Go through the listing beneath this task and return every line that carries the string "ylabel".

** begin The records **

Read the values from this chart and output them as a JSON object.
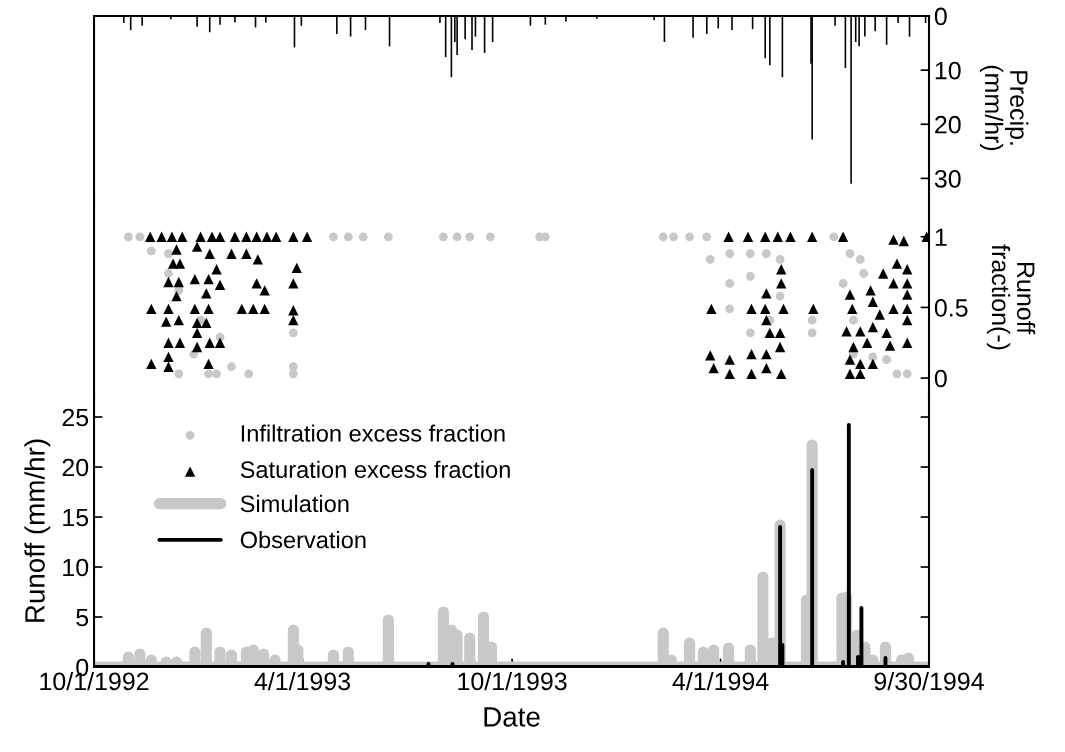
{
  "chart_data": [
    {
      "type": "bar",
      "ylabel": "Precip.\n(mm/hr)",
      "xlim": [
        "1992-10-01",
        "1994-09-30"
      ],
      "ylim": [
        34,
        0
      ],
      "yticks": [
        0,
        10,
        20,
        30
      ],
      "tick_labels": "y",
      "series": [
        {
          "color": "#000000",
          "x": [
            "1992-10-27",
            "1992-11-02",
            "1992-11-12",
            "1992-12-07",
            "1992-12-30",
            "1993-01-10",
            "1993-01-19",
            "1993-02-01",
            "1993-02-19",
            "1993-02-28",
            "1993-03-25",
            "1993-03-31",
            "1993-05-01",
            "1993-05-13",
            "1993-05-26",
            "1993-06-16",
            "1993-07-30",
            "1993-08-04",
            "1993-08-09",
            "1993-08-12",
            "1993-08-14",
            "1993-08-21",
            "1993-08-27",
            "1993-08-30",
            "1993-09-07",
            "1993-09-14",
            "1993-10-17",
            "1993-10-30",
            "1993-11-17",
            "1993-12-14",
            "1994-02-02",
            "1994-02-11",
            "1994-03-08",
            "1994-03-20",
            "1994-03-30",
            "1994-04-11",
            "1994-04-29",
            "1994-05-10",
            "1994-05-14",
            "1994-05-25",
            "1994-06-19",
            "1994-06-20",
            "1994-07-10",
            "1994-07-19",
            "1994-07-24",
            "1994-07-28",
            "1994-07-31",
            "1994-08-05",
            "1994-08-14",
            "1994-08-24",
            "1994-09-03",
            "1994-09-13",
            "1994-09-27"
          ],
          "values": [
            1.3,
            2.6,
            1.8,
            0.6,
            2.0,
            3.0,
            1.6,
            1.2,
            2.1,
            1.2,
            5.8,
            1.8,
            3.3,
            3.8,
            2.6,
            5.6,
            1.3,
            7.6,
            11.3,
            4.8,
            7.2,
            4.3,
            6.3,
            3.8,
            6.8,
            4.8,
            1.8,
            1.6,
            1.0,
            0.5,
            0.8,
            4.8,
            4.0,
            3.3,
            2.3,
            2.6,
            2.4,
            7.8,
            9.1,
            11.3,
            8.8,
            22.8,
            1.8,
            9.6,
            31.0,
            4.8,
            5.6,
            3.8,
            2.8,
            5.3,
            1.3,
            3.8,
            1.3
          ]
        }
      ]
    },
    {
      "type": "scatter",
      "legend": "bottom left",
      "ylabel": "Runoff\nfraction(-)",
      "xlim": [
        "1992-10-01",
        "1994-09-30"
      ],
      "ylim": [
        -0.12,
        1.26
      ],
      "yticks": [
        0,
        0.5,
        1
      ],
      "tick_labels": "y",
      "series": [
        {
          "name": "Infiltration excess fraction",
          "color": "#c8c8c8",
          "marker": "circle",
          "x": [
            "1992-10-31",
            "1992-11-10",
            "1992-11-20",
            "1992-12-05",
            "1992-12-05",
            "1992-12-14",
            "1992-12-14",
            "1992-12-27",
            "1993-01-02",
            "1993-01-09",
            "1993-01-16",
            "1993-01-19",
            "1993-01-29",
            "1993-02-13",
            "1993-03-24",
            "1993-03-24",
            "1993-03-24",
            "1993-04-28",
            "1993-05-11",
            "1993-05-24",
            "1993-06-15",
            "1993-08-02",
            "1993-08-14",
            "1993-08-25",
            "1993-09-12",
            "1993-10-25",
            "1993-10-30",
            "1994-02-10",
            "1994-02-19",
            "1994-03-05",
            "1994-03-20",
            "1994-03-23",
            "1994-04-09",
            "1994-04-09",
            "1994-04-09",
            "1994-04-27",
            "1994-04-27",
            "1994-05-11",
            "1994-05-23",
            "1994-05-23",
            "1994-04-27",
            "1994-05-14",
            "1994-06-20",
            "1994-06-20",
            "1994-07-09",
            "1994-07-17",
            "1994-07-23",
            "1994-08-01",
            "1994-08-04",
            "1994-07-26",
            "1994-07-26",
            "1994-08-12",
            "1994-08-24",
            "1994-09-02",
            "1994-09-11"
          ],
          "values": [
            1,
            1,
            0.9,
            0.88,
            0.74,
            0.03,
            0.62,
            0.17,
            0.41,
            0.03,
            0.03,
            0.29,
            0.08,
            0.03,
            0.32,
            0.08,
            0.03,
            1,
            1,
            1,
            1,
            1,
            1,
            1,
            1,
            1,
            1,
            1,
            1,
            1,
            1,
            0.84,
            0.88,
            0.67,
            0.49,
            0.88,
            0.72,
            0.88,
            0.84,
            0.58,
            0.32,
            0.41,
            0.41,
            0.32,
            1,
            0.67,
            0.88,
            0.84,
            0.74,
            0.41,
            0.17,
            0.15,
            0.13,
            0.03,
            0.03
          ]
        },
        {
          "name": "Saturation excess fraction",
          "color": "#000000",
          "marker": "triangle",
          "x": [
            "1992-11-19",
            "1992-11-29",
            "1992-12-08",
            "1992-12-17",
            "1993-01-02",
            "1993-01-12",
            "1993-01-19",
            "1993-02-01",
            "1993-02-11",
            "1993-02-20",
            "1993-03-01",
            "1993-03-09",
            "1993-03-24",
            "1993-04-05",
            "1992-12-12",
            "1992-12-09",
            "1992-12-15",
            "1992-12-30",
            "1993-01-10",
            "1993-01-16",
            "1993-01-29",
            "1993-02-11",
            "1993-02-21",
            "1993-03-27",
            "1992-12-05",
            "1992-12-14",
            "1992-12-28",
            "1993-01-09",
            "1993-01-19",
            "1993-02-20",
            "1993-02-27",
            "1993-03-24",
            "1992-12-12",
            "1993-01-07",
            "1992-11-20",
            "1992-12-05",
            "1992-12-28",
            "1993-01-09",
            "1993-02-07",
            "1993-02-17",
            "1993-02-27",
            "1993-03-24",
            "1992-12-03",
            "1992-12-14",
            "1992-12-30",
            "1993-01-07",
            "1993-03-24",
            "1992-12-05",
            "1992-12-15",
            "1992-12-30",
            "1993-01-10",
            "1993-01-19",
            "1992-11-20",
            "1992-12-05",
            "1992-12-30",
            "1993-01-09",
            "1992-12-05",
            "1994-03-24",
            "1994-04-08",
            "1994-04-25",
            "1994-05-10",
            "1994-05-21",
            "1994-06-01",
            "1994-06-20",
            "1994-07-17",
            "1994-08-30",
            "1994-09-08",
            "1994-09-28",
            "1994-05-24",
            "1994-05-24",
            "1994-05-11",
            "1994-04-28",
            "1994-05-10",
            "1994-05-26",
            "1994-06-21",
            "1994-05-11",
            "1994-05-14",
            "1994-05-23",
            "1994-03-23",
            "1994-03-26",
            "1994-04-09",
            "1994-04-09",
            "1994-04-28",
            "1994-04-28",
            "1994-05-11",
            "1994-05-11",
            "1994-05-23",
            "1994-05-24",
            "1994-07-23",
            "1994-07-25",
            "1994-08-10",
            "1994-08-12",
            "1994-08-21",
            "1994-08-30",
            "1994-09-02",
            "1994-09-11",
            "1994-09-11",
            "1994-09-11",
            "1994-09-11",
            "1994-08-30",
            "1994-08-18",
            "1994-09-11",
            "1994-07-20",
            "1994-08-01",
            "1994-08-12",
            "1994-08-24",
            "1994-09-11",
            "1994-07-26",
            "1994-08-07",
            "1994-08-27",
            "1994-07-23",
            "1994-08-01",
            "1994-08-12",
            "1994-07-23",
            "1994-08-01"
          ],
          "values": [
            1,
            1,
            1,
            1,
            1,
            1,
            1,
            1,
            1,
            1,
            1,
            1,
            1,
            1,
            0.91,
            0.81,
            0.81,
            0.93,
            0.88,
            0.77,
            0.88,
            0.88,
            0.84,
            0.78,
            0.68,
            0.68,
            0.7,
            0.7,
            0.66,
            0.67,
            0.62,
            0.67,
            0.58,
            0.6,
            0.49,
            0.49,
            0.49,
            0.49,
            0.49,
            0.49,
            0.49,
            0.48,
            0.4,
            0.41,
            0.39,
            0.39,
            0.41,
            0.25,
            0.25,
            0.22,
            0.25,
            0.25,
            0.1,
            0.08,
            0.32,
            0.1,
            0.15,
            0.49,
            1,
            1,
            1,
            1,
            1,
            1,
            1,
            0.98,
            0.97,
            1,
            0.77,
            0.67,
            0.6,
            0.49,
            0.49,
            0.49,
            0.49,
            0.41,
            0.32,
            0.32,
            0.16,
            0.07,
            0.13,
            0.03,
            0.17,
            0.03,
            0.17,
            0.07,
            0.22,
            0.03,
            0.59,
            0.49,
            0.62,
            0.54,
            0.74,
            0.67,
            0.81,
            0.77,
            0.67,
            0.59,
            0.49,
            0.49,
            0.45,
            0.41,
            0.33,
            0.33,
            0.36,
            0.32,
            0.25,
            0.22,
            0.25,
            0.23,
            0.13,
            0.1,
            0.1,
            0.03,
            0.03
          ]
        }
      ]
    },
    {
      "type": "line",
      "xlabel": "Date",
      "ylabel": "Runoff (mm/hr)",
      "xlim": [
        "1992-10-01",
        "1994-09-30"
      ],
      "ylim": [
        0,
        27.2
      ],
      "yticks": [
        0,
        5,
        10,
        15,
        20,
        25
      ],
      "xticks": [
        {
          "value": "1992-10-01",
          "label": "10/1/1992"
        },
        {
          "value": "1993-04-01",
          "label": "4/1/1993"
        },
        {
          "value": "1993-10-01",
          "label": "10/1/1993"
        },
        {
          "value": "1994-04-01",
          "label": "4/1/1994"
        },
        {
          "value": "1994-09-30",
          "label": "9/30/1994"
        }
      ],
      "legend": "top left",
      "series": [
        {
          "name": "Simulation",
          "color": "#c8c8c8",
          "line_style": "solid",
          "x": [
            "1992-10-01",
            "1992-10-31",
            "1992-10-31",
            "1992-10-31",
            "1992-11-10",
            "1992-11-10",
            "1992-11-10",
            "1992-11-20",
            "1992-11-20",
            "1992-11-20",
            "1992-12-03",
            "1992-12-03",
            "1992-12-03",
            "1992-12-12",
            "1992-12-12",
            "1992-12-12",
            "1992-12-28",
            "1992-12-28",
            "1992-12-28",
            "1993-01-07",
            "1993-01-07",
            "1993-01-07",
            "1993-01-19",
            "1993-01-19",
            "1993-01-19",
            "1993-01-29",
            "1993-01-29",
            "1993-01-29",
            "1993-02-11",
            "1993-02-11",
            "1993-02-11",
            "1993-02-17",
            "1993-02-17",
            "1993-02-17",
            "1993-02-26",
            "1993-02-26",
            "1993-02-26",
            "1993-03-08",
            "1993-03-08",
            "1993-03-08",
            "1993-03-24",
            "1993-03-24",
            "1993-03-24",
            "1993-03-28",
            "1993-03-28",
            "1993-03-28",
            "1993-04-28",
            "1993-04-28",
            "1993-04-28",
            "1993-05-11",
            "1993-05-11",
            "1993-05-11",
            "1993-06-15",
            "1993-06-15",
            "1993-06-15",
            "1993-08-02",
            "1993-08-02",
            "1993-08-02",
            "1993-08-09",
            "1993-08-09",
            "1993-08-09",
            "1993-08-14",
            "1993-08-14",
            "1993-08-14",
            "1993-08-25",
            "1993-08-25",
            "1993-08-25",
            "1993-09-06",
            "1993-09-06",
            "1993-09-06",
            "1993-09-13",
            "1993-09-13",
            "1993-09-13",
            "1994-02-10",
            "1994-02-10",
            "1994-02-10",
            "1994-02-17",
            "1994-02-17",
            "1994-02-17",
            "1994-03-05",
            "1994-03-05",
            "1994-03-05",
            "1994-03-17",
            "1994-03-17",
            "1994-03-17",
            "1994-03-26",
            "1994-03-26",
            "1994-03-26",
            "1994-04-08",
            "1994-04-08",
            "1994-04-08",
            "1994-04-27",
            "1994-04-27",
            "1994-04-27",
            "1994-05-08",
            "1994-05-08",
            "1994-05-08",
            "1994-05-16",
            "1994-05-16",
            "1994-05-16",
            "1994-05-23",
            "1994-05-23",
            "1994-05-23",
            "1994-06-15",
            "1994-06-15",
            "1994-06-15",
            "1994-06-20",
            "1994-06-20",
            "1994-06-20",
            "1994-07-16",
            "1994-07-16",
            "1994-07-16",
            "1994-07-20",
            "1994-07-20",
            "1994-07-20",
            "1994-07-29",
            "1994-07-29",
            "1994-07-29",
            "1994-08-05",
            "1994-08-05",
            "1994-08-05",
            "1994-08-12",
            "1994-08-12",
            "1994-08-12",
            "1994-08-23",
            "1994-08-23",
            "1994-08-23",
            "1994-09-06",
            "1994-09-06",
            "1994-09-06",
            "1994-09-12",
            "1994-09-12",
            "1994-09-12",
            "1994-09-30"
          ],
          "values": [
            0,
            0,
            1.0,
            0,
            0,
            1.3,
            0,
            0,
            0.7,
            0,
            0,
            0.5,
            0,
            0,
            0.5,
            0,
            0,
            1.5,
            0,
            0,
            3.4,
            0,
            0,
            1.5,
            0,
            0,
            1.2,
            0,
            0,
            1.5,
            0,
            0,
            1.7,
            0,
            0,
            1.3,
            0,
            0,
            0.7,
            0,
            0,
            3.7,
            0,
            0,
            1.7,
            0,
            0,
            1.2,
            0,
            0,
            1.5,
            0,
            0,
            4.7,
            0,
            0,
            5.5,
            0,
            0,
            3.7,
            0,
            0,
            3.2,
            0,
            0,
            2.9,
            0,
            0,
            5.0,
            0,
            0,
            2.0,
            0,
            0,
            3.4,
            0,
            0,
            0.7,
            0,
            0,
            2.4,
            0,
            0,
            1.5,
            0,
            0,
            1.7,
            0,
            0,
            1.9,
            0,
            0,
            1.7,
            0,
            0,
            9.0,
            0,
            0,
            2.4,
            0,
            0,
            14.2,
            0,
            0,
            6.7,
            0,
            0,
            22.2,
            0,
            0,
            6.9,
            0,
            0,
            7.0,
            0,
            0,
            3.2,
            0,
            0,
            2.0,
            0,
            0,
            0.7,
            0,
            0,
            2.0,
            0,
            0,
            0.7,
            0,
            0,
            0.9,
            0,
            0
          ]
        },
        {
          "name": "Observation",
          "color": "#000000",
          "line_style": "solid",
          "x": [
            "1992-10-01",
            "1993-07-20",
            "1993-07-20",
            "1993-07-20",
            "1993-08-10",
            "1993-08-10",
            "1993-08-10",
            "1994-05-23",
            "1994-05-23",
            "1994-05-23",
            "1994-05-25",
            "1994-05-25",
            "1994-05-25",
            "1994-06-20",
            "1994-06-20",
            "1994-06-20",
            "1994-07-17",
            "1994-07-17",
            "1994-07-17",
            "1994-07-22",
            "1994-07-22",
            "1994-07-22",
            "1994-07-30",
            "1994-07-30",
            "1994-07-30",
            "1994-08-02",
            "1994-08-02",
            "1994-08-02",
            "1994-08-23",
            "1994-08-23",
            "1994-08-23",
            "1994-09-30"
          ],
          "values": [
            0,
            0,
            0.3,
            0,
            0,
            0.3,
            0,
            0,
            14.0,
            0,
            0,
            2.2,
            0,
            0,
            19.7,
            0,
            0,
            0.5,
            0,
            0,
            24.2,
            0,
            0,
            1.0,
            0,
            0,
            5.9,
            0,
            0,
            0.9,
            0,
            0
          ]
        }
      ]
    }
  ]
}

** end The records **

**Output of the exercise**.
      "ylabel": "Precip.\n(mm/hr)",
      "ylabel": "Runoff\nfraction(-)",
      "ylabel": "Runoff (mm/hr)",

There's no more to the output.